WHAT IS ASKED: From the entries below, list each line with "horizontal".

■ ■ ■ ■ ■

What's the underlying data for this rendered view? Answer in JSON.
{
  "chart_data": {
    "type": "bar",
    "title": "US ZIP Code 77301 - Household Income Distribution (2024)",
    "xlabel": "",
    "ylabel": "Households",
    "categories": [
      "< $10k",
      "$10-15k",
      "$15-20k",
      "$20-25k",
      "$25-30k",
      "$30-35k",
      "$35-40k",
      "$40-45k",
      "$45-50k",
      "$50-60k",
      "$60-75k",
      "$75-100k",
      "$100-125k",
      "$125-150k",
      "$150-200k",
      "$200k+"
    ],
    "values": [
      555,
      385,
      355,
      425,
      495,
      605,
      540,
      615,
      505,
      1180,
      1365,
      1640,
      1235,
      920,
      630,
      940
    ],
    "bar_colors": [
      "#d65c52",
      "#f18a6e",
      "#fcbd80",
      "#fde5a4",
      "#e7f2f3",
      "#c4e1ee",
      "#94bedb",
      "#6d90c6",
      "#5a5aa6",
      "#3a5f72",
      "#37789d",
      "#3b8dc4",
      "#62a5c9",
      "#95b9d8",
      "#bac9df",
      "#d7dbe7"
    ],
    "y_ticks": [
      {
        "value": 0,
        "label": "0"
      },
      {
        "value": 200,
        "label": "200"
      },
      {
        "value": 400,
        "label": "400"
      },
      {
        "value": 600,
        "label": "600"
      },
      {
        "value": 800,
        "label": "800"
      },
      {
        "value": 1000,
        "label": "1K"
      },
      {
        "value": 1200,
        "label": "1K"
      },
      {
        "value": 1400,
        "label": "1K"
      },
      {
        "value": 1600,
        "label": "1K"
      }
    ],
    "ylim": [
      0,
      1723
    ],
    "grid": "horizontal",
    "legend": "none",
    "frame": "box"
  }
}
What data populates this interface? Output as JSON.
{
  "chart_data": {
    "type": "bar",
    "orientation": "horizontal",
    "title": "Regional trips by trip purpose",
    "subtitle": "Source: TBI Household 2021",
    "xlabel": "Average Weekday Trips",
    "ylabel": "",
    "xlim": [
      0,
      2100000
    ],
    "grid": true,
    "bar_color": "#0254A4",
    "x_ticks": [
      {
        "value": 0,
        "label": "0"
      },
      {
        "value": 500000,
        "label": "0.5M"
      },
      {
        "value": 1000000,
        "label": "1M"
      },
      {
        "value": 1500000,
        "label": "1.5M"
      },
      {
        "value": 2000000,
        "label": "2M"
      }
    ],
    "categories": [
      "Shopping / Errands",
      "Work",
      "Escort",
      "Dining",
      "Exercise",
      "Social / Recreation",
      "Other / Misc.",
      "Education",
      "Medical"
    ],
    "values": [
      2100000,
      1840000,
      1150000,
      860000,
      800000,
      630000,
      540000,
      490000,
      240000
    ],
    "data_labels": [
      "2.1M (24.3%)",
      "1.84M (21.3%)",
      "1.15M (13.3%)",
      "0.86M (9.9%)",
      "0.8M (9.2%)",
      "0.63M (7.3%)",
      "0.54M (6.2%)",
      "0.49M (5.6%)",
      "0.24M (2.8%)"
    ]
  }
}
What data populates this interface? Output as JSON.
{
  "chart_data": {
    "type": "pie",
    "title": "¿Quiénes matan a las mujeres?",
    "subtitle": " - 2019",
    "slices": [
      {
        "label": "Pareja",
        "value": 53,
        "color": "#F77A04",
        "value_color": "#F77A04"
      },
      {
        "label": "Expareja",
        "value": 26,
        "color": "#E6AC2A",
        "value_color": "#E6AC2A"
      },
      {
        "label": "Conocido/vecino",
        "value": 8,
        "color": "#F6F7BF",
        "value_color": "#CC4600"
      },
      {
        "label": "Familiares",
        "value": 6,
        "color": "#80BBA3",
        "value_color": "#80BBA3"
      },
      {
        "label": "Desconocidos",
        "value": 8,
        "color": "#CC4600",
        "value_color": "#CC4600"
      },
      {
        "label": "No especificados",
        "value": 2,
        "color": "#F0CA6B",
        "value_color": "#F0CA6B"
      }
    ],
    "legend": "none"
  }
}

■ ■ ■ ■ ■

RESULT OF THE EXERCISE:
    "grid": "horizontal",
    "orientation": "horizontal",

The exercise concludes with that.